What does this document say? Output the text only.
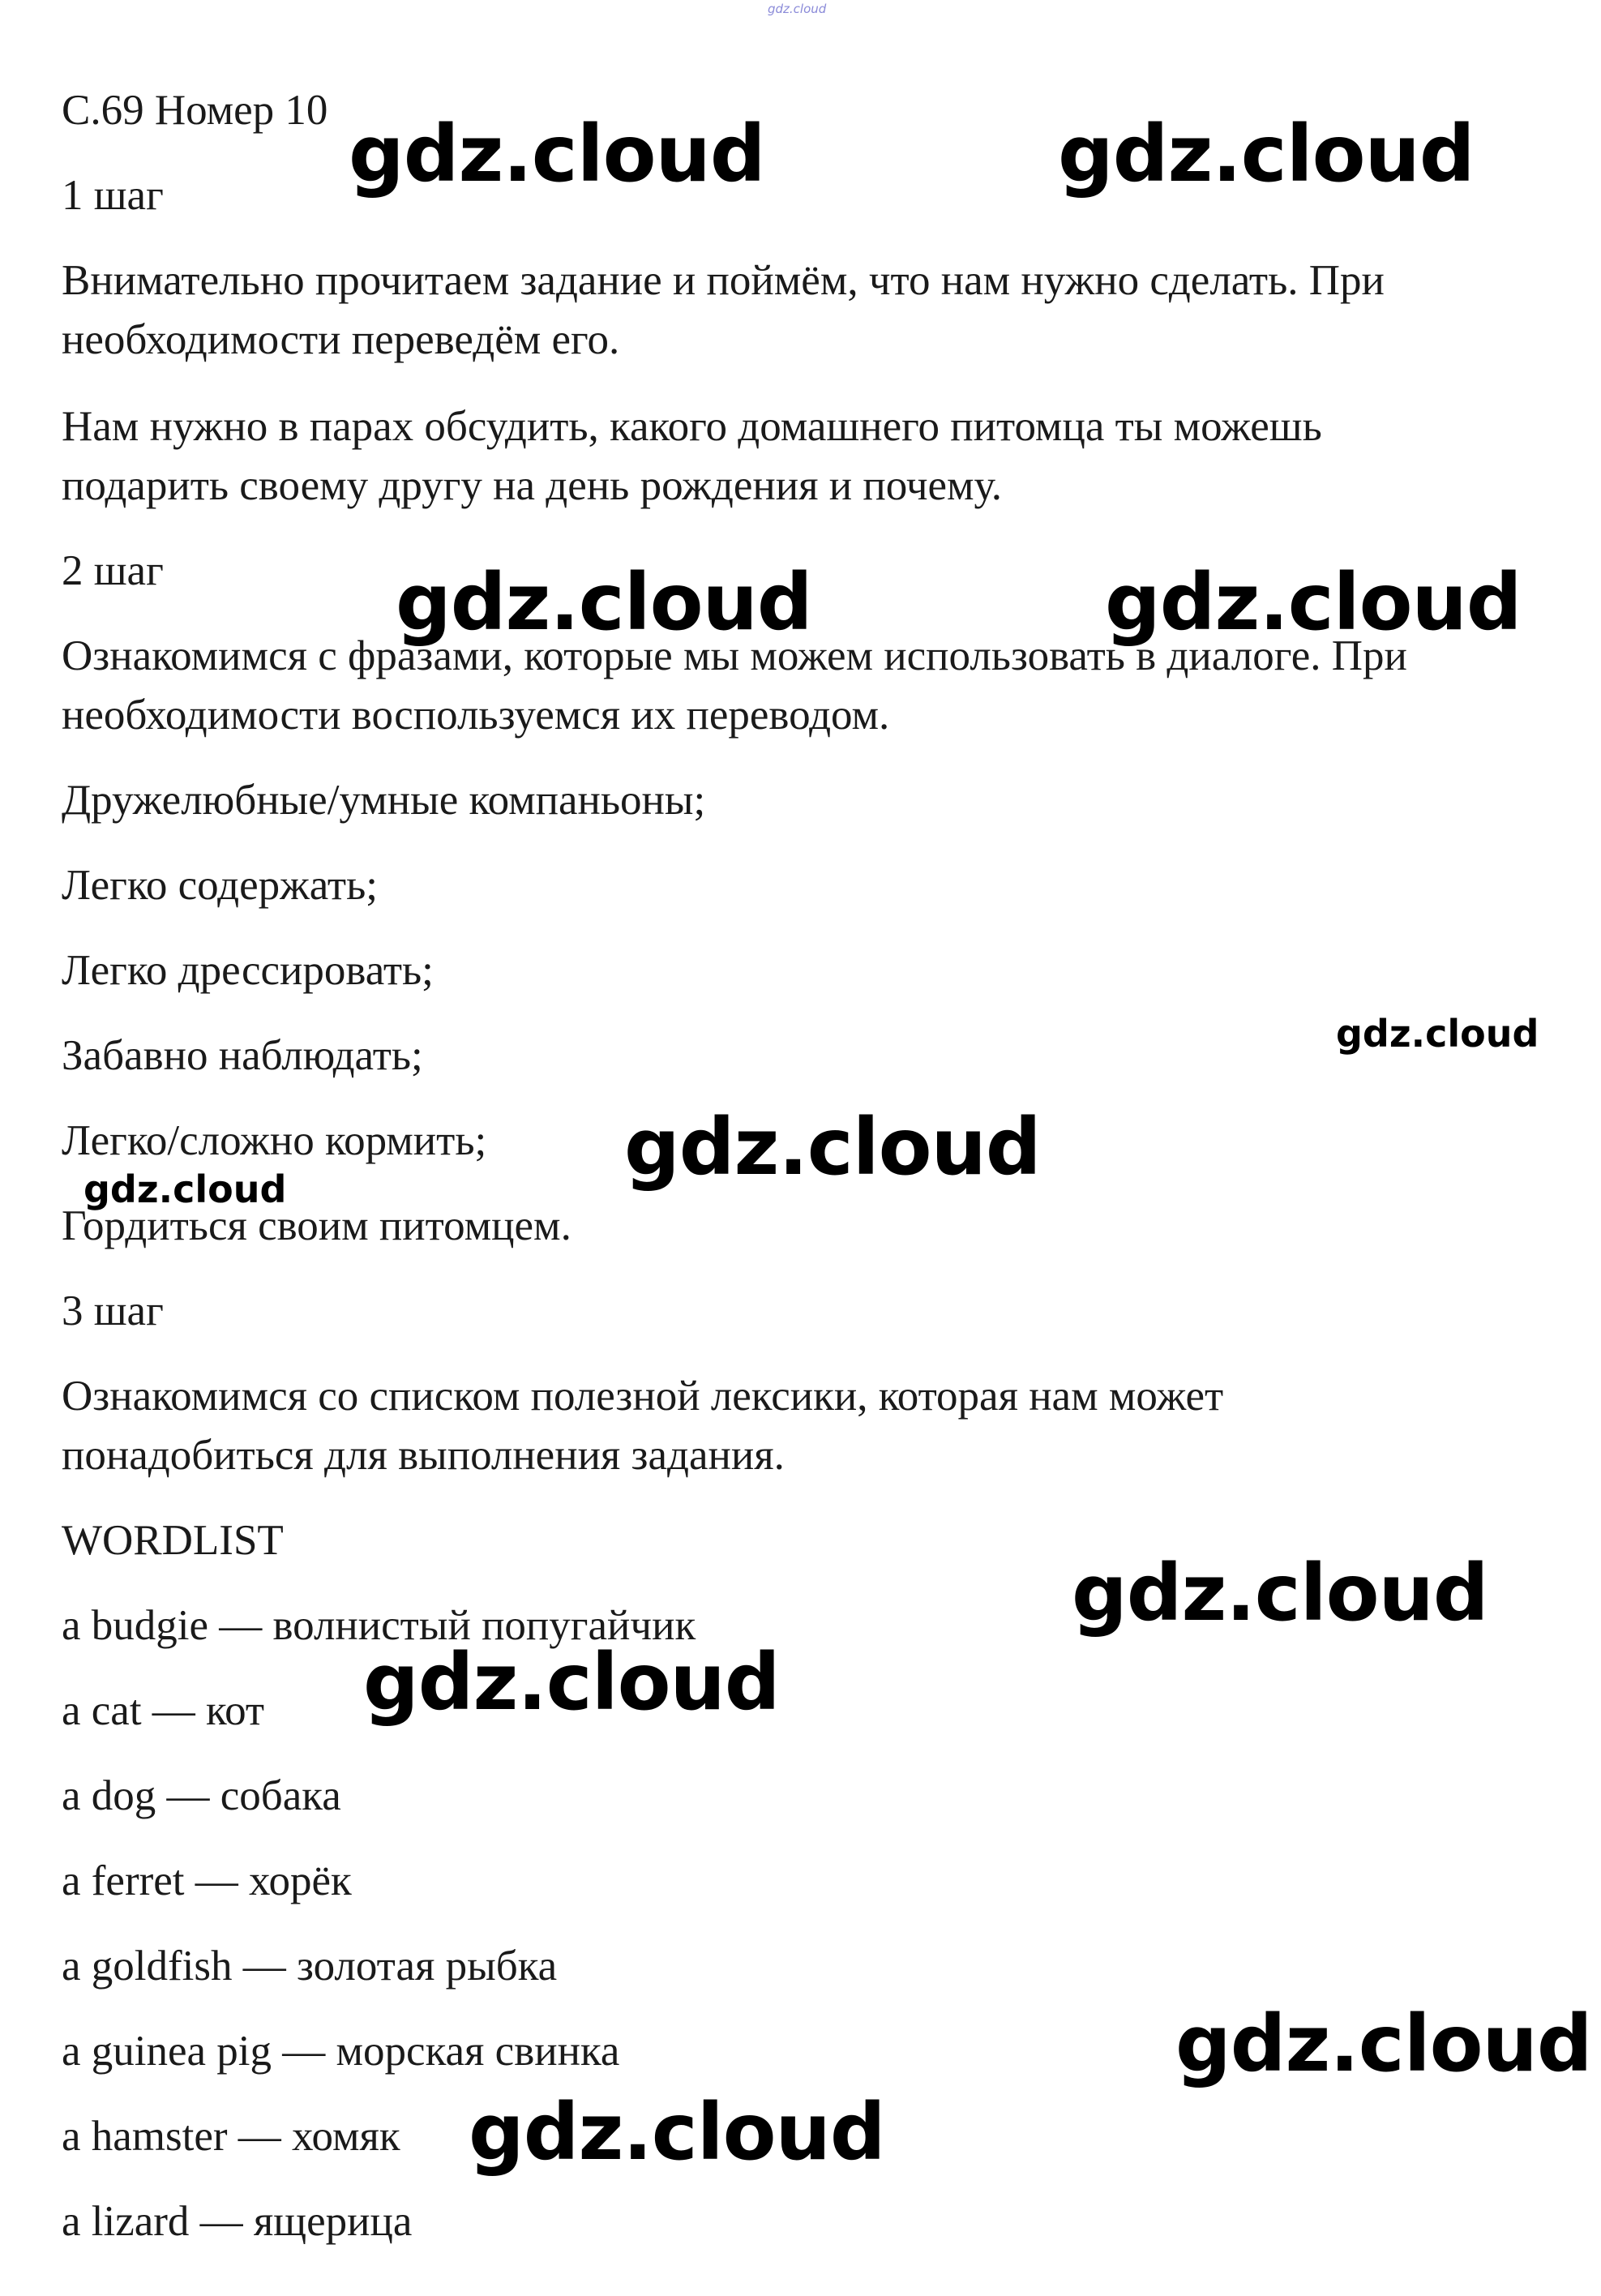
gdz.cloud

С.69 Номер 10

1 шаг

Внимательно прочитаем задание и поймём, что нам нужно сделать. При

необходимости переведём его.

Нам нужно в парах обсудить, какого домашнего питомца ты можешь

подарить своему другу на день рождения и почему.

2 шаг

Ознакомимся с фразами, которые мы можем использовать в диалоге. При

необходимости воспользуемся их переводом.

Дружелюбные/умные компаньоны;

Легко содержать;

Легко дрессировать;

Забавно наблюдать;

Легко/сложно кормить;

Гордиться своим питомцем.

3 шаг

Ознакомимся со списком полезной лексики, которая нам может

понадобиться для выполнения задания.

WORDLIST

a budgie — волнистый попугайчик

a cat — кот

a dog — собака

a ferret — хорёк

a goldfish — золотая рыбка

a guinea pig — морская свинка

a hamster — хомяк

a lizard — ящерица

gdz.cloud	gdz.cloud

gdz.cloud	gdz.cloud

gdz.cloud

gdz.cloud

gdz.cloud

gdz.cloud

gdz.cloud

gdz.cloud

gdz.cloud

◆ ◆ ◆

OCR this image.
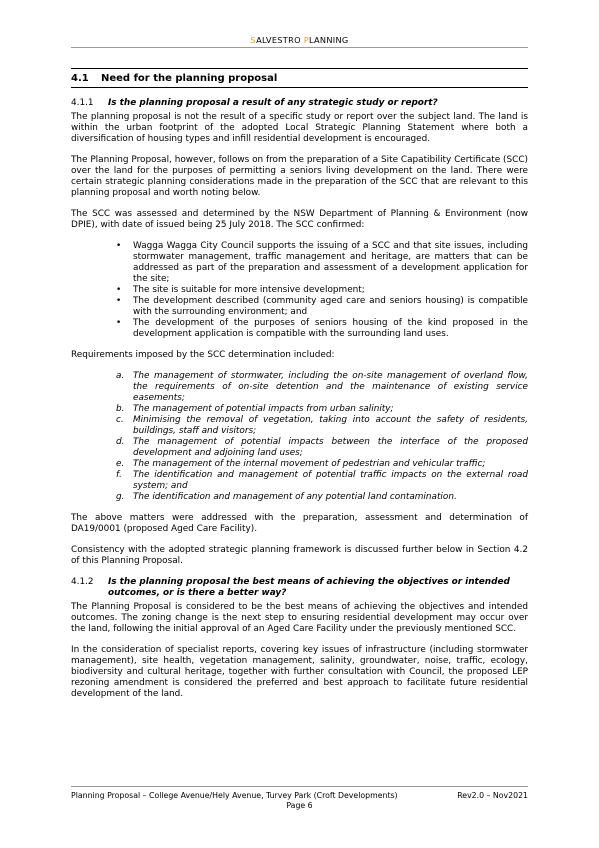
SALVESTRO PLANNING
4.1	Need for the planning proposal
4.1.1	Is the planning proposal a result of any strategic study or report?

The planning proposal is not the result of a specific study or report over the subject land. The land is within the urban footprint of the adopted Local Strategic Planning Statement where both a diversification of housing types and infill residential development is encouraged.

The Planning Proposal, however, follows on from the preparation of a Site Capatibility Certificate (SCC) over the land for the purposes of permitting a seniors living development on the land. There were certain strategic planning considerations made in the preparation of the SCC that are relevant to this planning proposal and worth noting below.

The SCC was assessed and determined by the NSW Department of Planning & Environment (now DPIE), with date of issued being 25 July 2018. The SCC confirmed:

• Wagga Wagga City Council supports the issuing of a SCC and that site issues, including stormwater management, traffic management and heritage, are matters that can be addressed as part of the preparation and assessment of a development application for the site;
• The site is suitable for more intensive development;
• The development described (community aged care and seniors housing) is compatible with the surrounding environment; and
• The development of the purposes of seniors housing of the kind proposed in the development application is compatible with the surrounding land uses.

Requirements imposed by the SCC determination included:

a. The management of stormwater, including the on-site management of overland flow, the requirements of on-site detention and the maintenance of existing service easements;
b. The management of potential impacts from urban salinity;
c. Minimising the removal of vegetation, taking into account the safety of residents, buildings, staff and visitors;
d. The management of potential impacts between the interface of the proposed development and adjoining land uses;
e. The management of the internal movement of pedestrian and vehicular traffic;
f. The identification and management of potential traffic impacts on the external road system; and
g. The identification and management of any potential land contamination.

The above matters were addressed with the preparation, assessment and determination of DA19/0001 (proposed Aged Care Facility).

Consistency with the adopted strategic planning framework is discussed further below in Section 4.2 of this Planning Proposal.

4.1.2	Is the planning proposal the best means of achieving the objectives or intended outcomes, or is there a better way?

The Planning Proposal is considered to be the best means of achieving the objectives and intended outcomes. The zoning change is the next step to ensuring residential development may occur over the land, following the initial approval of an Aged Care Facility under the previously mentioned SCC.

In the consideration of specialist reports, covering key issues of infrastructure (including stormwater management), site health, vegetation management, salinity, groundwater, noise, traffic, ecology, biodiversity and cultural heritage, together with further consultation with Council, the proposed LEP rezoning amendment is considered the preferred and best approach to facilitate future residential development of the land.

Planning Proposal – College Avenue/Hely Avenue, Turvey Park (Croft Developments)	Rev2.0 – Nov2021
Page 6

◆ ◆ ◆

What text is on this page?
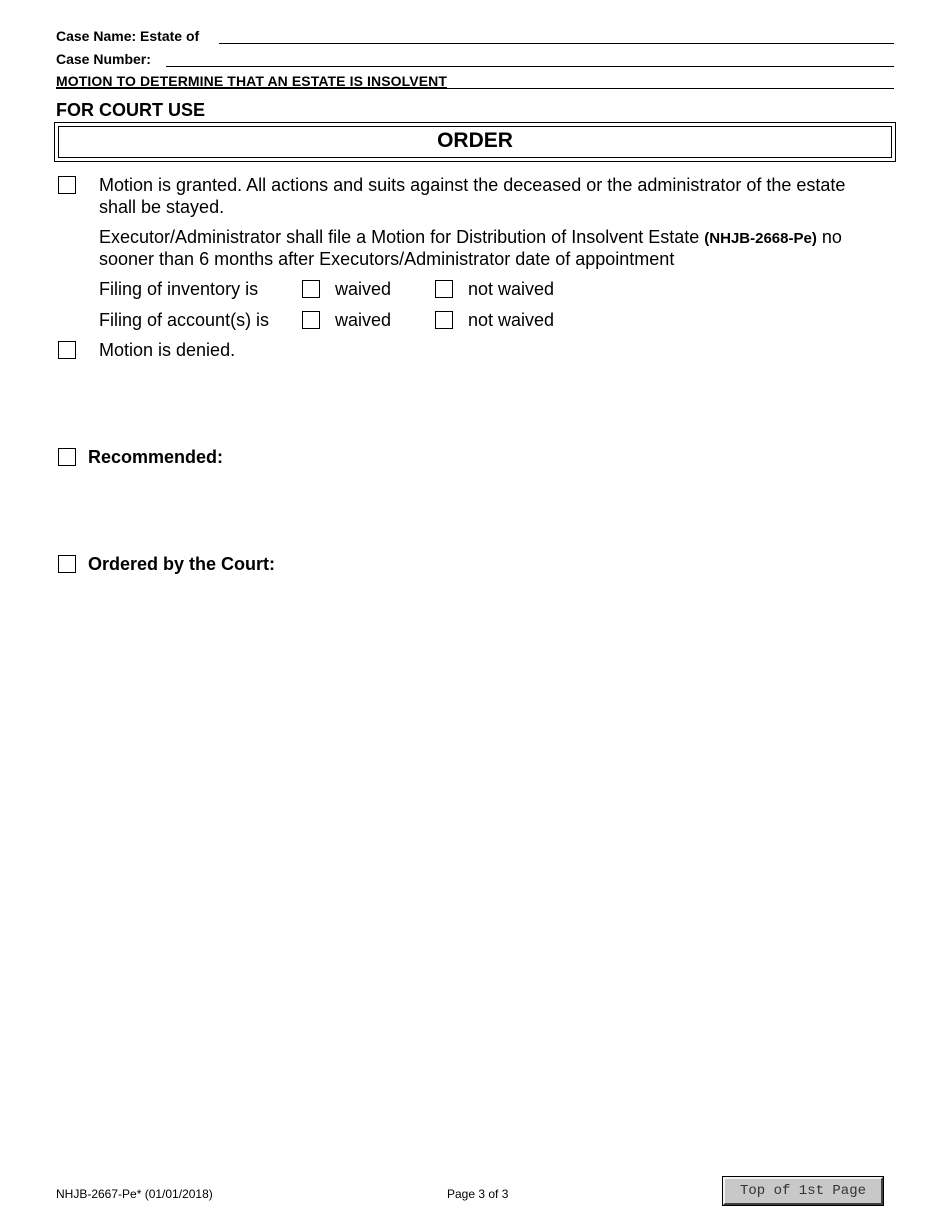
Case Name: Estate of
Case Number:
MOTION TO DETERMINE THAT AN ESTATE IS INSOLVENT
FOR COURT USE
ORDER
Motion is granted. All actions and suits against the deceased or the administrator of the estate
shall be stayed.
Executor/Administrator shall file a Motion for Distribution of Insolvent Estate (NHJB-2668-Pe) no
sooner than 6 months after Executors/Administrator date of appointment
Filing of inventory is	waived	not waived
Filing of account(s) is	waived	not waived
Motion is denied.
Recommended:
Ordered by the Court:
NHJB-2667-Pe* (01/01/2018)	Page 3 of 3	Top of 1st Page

◆ ◆ ◆

Problem to solve >> Keep only the lines that hold the string "from", and copy them out.

The output >>
The Planning Proposal, however, follows on from the preparation of a Site Capatibility Certificate (SCC) over the land for the purposes of permitting a seniors living development on the land. There were certain strategic planning considerations made in the preparation of the SCC that are relevant to this planning proposal and worth noting below.
b. The management of potential impacts from urban salinity;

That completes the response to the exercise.